WHAT NEEDS TO BE DONE: Repeat each record exactly. Any picture gets left out.

[Chart and figure data]
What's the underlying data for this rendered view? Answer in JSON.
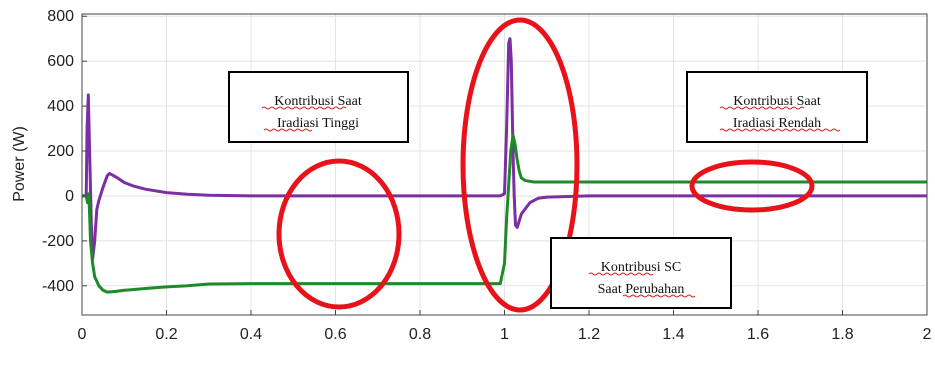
{
  "chart_data": {
    "type": "line",
    "title": "",
    "xlabel": "",
    "ylabel": "Power (W)",
    "xlim": [
      0,
      2
    ],
    "ylim": [
      -530,
      810
    ],
    "x_ticks": [
      "0",
      "0.2",
      "0.4",
      "0.6",
      "0.8",
      "1",
      "1.2",
      "1.4",
      "1.6",
      "1.8",
      "2"
    ],
    "x_tick_values": [
      0,
      0.2,
      0.4,
      0.6,
      0.8,
      1.0,
      1.2,
      1.4,
      1.6,
      1.8,
      2.0
    ],
    "y_ticks": [
      "800",
      "600",
      "400",
      "200",
      "0",
      "-200",
      "-400"
    ],
    "y_tick_values": [
      800,
      600,
      400,
      200,
      0,
      -200,
      -400
    ],
    "grid": true,
    "series": [
      {
        "color": "#7b2fa0",
        "points": [
          [
            0.0,
            0
          ],
          [
            0.01,
            0
          ],
          [
            0.012,
            300
          ],
          [
            0.015,
            450
          ],
          [
            0.018,
            200
          ],
          [
            0.022,
            -120
          ],
          [
            0.025,
            -280
          ],
          [
            0.03,
            -200
          ],
          [
            0.035,
            -60
          ],
          [
            0.04,
            -20
          ],
          [
            0.045,
            10
          ],
          [
            0.05,
            40
          ],
          [
            0.06,
            90
          ],
          [
            0.065,
            100
          ],
          [
            0.07,
            95
          ],
          [
            0.08,
            85
          ],
          [
            0.1,
            60
          ],
          [
            0.12,
            45
          ],
          [
            0.15,
            30
          ],
          [
            0.2,
            15
          ],
          [
            0.25,
            8
          ],
          [
            0.3,
            3
          ],
          [
            0.4,
            0
          ],
          [
            0.6,
            0
          ],
          [
            0.8,
            0
          ],
          [
            0.99,
            0
          ],
          [
            1.0,
            10
          ],
          [
            1.005,
            300
          ],
          [
            1.01,
            680
          ],
          [
            1.013,
            700
          ],
          [
            1.016,
            600
          ],
          [
            1.02,
            200
          ],
          [
            1.023,
            0
          ],
          [
            1.026,
            -130
          ],
          [
            1.03,
            -140
          ],
          [
            1.04,
            -80
          ],
          [
            1.06,
            -30
          ],
          [
            1.08,
            -10
          ],
          [
            1.1,
            -5
          ],
          [
            1.2,
            0
          ],
          [
            1.4,
            0
          ],
          [
            1.6,
            0
          ],
          [
            1.8,
            0
          ],
          [
            2.0,
            0
          ]
        ]
      },
      {
        "color": "#1f8a2a",
        "points": [
          [
            0.0,
            0
          ],
          [
            0.01,
            0
          ],
          [
            0.013,
            -30
          ],
          [
            0.016,
            10
          ],
          [
            0.018,
            -80
          ],
          [
            0.02,
            -200
          ],
          [
            0.025,
            -300
          ],
          [
            0.03,
            -360
          ],
          [
            0.04,
            -400
          ],
          [
            0.05,
            -420
          ],
          [
            0.06,
            -428
          ],
          [
            0.08,
            -425
          ],
          [
            0.1,
            -420
          ],
          [
            0.15,
            -412
          ],
          [
            0.2,
            -405
          ],
          [
            0.25,
            -400
          ],
          [
            0.3,
            -392
          ],
          [
            0.4,
            -390
          ],
          [
            0.6,
            -390
          ],
          [
            0.8,
            -390
          ],
          [
            0.99,
            -390
          ],
          [
            1.0,
            -300
          ],
          [
            1.005,
            -100
          ],
          [
            1.01,
            50
          ],
          [
            1.015,
            200
          ],
          [
            1.02,
            270
          ],
          [
            1.025,
            230
          ],
          [
            1.03,
            160
          ],
          [
            1.035,
            110
          ],
          [
            1.04,
            80
          ],
          [
            1.05,
            68
          ],
          [
            1.07,
            62
          ],
          [
            1.1,
            62
          ],
          [
            1.3,
            62
          ],
          [
            1.5,
            62
          ],
          [
            1.7,
            62
          ],
          [
            2.0,
            62
          ]
        ]
      }
    ],
    "annotations": [
      {
        "lines": [
          "Kontribusi Saat",
          "Iradiasi Tinggi"
        ]
      },
      {
        "lines": [
          "Kontribusi Saat",
          "Iradiasi Rendah"
        ]
      },
      {
        "lines": [
          "Kontribusi SC",
          "Saat Perubahan"
        ]
      }
    ],
    "highlight_color": "#e8121a"
  }
}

SOLUTION TO THIS TASK:
What's the underlying data for this rendered view? Answer in JSON.
{
  "chart_data": {
    "type": "line",
    "title": "",
    "xlabel": "",
    "ylabel": "Power (W)",
    "xlim": [
      0,
      2
    ],
    "ylim": [
      -530,
      810
    ],
    "x_ticks": [
      "0",
      "0.2",
      "0.4",
      "0.6",
      "0.8",
      "1",
      "1.2",
      "1.4",
      "1.6",
      "1.8",
      "2"
    ],
    "x_tick_values": [
      0,
      0.2,
      0.4,
      0.6,
      0.8,
      1.0,
      1.2,
      1.4,
      1.6,
      1.8,
      2.0
    ],
    "y_ticks": [
      "800",
      "600",
      "400",
      "200",
      "0",
      "-200",
      "-400"
    ],
    "y_tick_values": [
      800,
      600,
      400,
      200,
      0,
      -200,
      -400
    ],
    "grid": true,
    "series": [
      {
        "color": "#7b2fa0",
        "points": [
          [
            0.0,
            0
          ],
          [
            0.01,
            0
          ],
          [
            0.012,
            300
          ],
          [
            0.015,
            450
          ],
          [
            0.018,
            200
          ],
          [
            0.022,
            -120
          ],
          [
            0.025,
            -280
          ],
          [
            0.03,
            -200
          ],
          [
            0.035,
            -60
          ],
          [
            0.04,
            -20
          ],
          [
            0.045,
            10
          ],
          [
            0.05,
            40
          ],
          [
            0.06,
            90
          ],
          [
            0.065,
            100
          ],
          [
            0.07,
            95
          ],
          [
            0.08,
            85
          ],
          [
            0.1,
            60
          ],
          [
            0.12,
            45
          ],
          [
            0.15,
            30
          ],
          [
            0.2,
            15
          ],
          [
            0.25,
            8
          ],
          [
            0.3,
            3
          ],
          [
            0.4,
            0
          ],
          [
            0.6,
            0
          ],
          [
            0.8,
            0
          ],
          [
            0.99,
            0
          ],
          [
            1.0,
            10
          ],
          [
            1.005,
            300
          ],
          [
            1.01,
            680
          ],
          [
            1.013,
            700
          ],
          [
            1.016,
            600
          ],
          [
            1.02,
            200
          ],
          [
            1.023,
            0
          ],
          [
            1.026,
            -130
          ],
          [
            1.03,
            -140
          ],
          [
            1.04,
            -80
          ],
          [
            1.06,
            -30
          ],
          [
            1.08,
            -10
          ],
          [
            1.1,
            -5
          ],
          [
            1.2,
            0
          ],
          [
            1.4,
            0
          ],
          [
            1.6,
            0
          ],
          [
            1.8,
            0
          ],
          [
            2.0,
            0
          ]
        ]
      },
      {
        "color": "#1f8a2a",
        "points": [
          [
            0.0,
            0
          ],
          [
            0.01,
            0
          ],
          [
            0.013,
            -30
          ],
          [
            0.016,
            10
          ],
          [
            0.018,
            -80
          ],
          [
            0.02,
            -200
          ],
          [
            0.025,
            -300
          ],
          [
            0.03,
            -360
          ],
          [
            0.04,
            -400
          ],
          [
            0.05,
            -420
          ],
          [
            0.06,
            -428
          ],
          [
            0.08,
            -425
          ],
          [
            0.1,
            -420
          ],
          [
            0.15,
            -412
          ],
          [
            0.2,
            -405
          ],
          [
            0.25,
            -400
          ],
          [
            0.3,
            -392
          ],
          [
            0.4,
            -390
          ],
          [
            0.6,
            -390
          ],
          [
            0.8,
            -390
          ],
          [
            0.99,
            -390
          ],
          [
            1.0,
            -300
          ],
          [
            1.005,
            -100
          ],
          [
            1.01,
            50
          ],
          [
            1.015,
            200
          ],
          [
            1.02,
            270
          ],
          [
            1.025,
            230
          ],
          [
            1.03,
            160
          ],
          [
            1.035,
            110
          ],
          [
            1.04,
            80
          ],
          [
            1.05,
            68
          ],
          [
            1.07,
            62
          ],
          [
            1.1,
            62
          ],
          [
            1.3,
            62
          ],
          [
            1.5,
            62
          ],
          [
            1.7,
            62
          ],
          [
            2.0,
            62
          ]
        ]
      }
    ],
    "annotations": [
      {
        "lines": [
          "Kontribusi Saat",
          "Iradiasi Tinggi"
        ]
      },
      {
        "lines": [
          "Kontribusi Saat",
          "Iradiasi Rendah"
        ]
      },
      {
        "lines": [
          "Kontribusi SC",
          "Saat Perubahan"
        ]
      }
    ],
    "highlight_color": "#e8121a"
  }
}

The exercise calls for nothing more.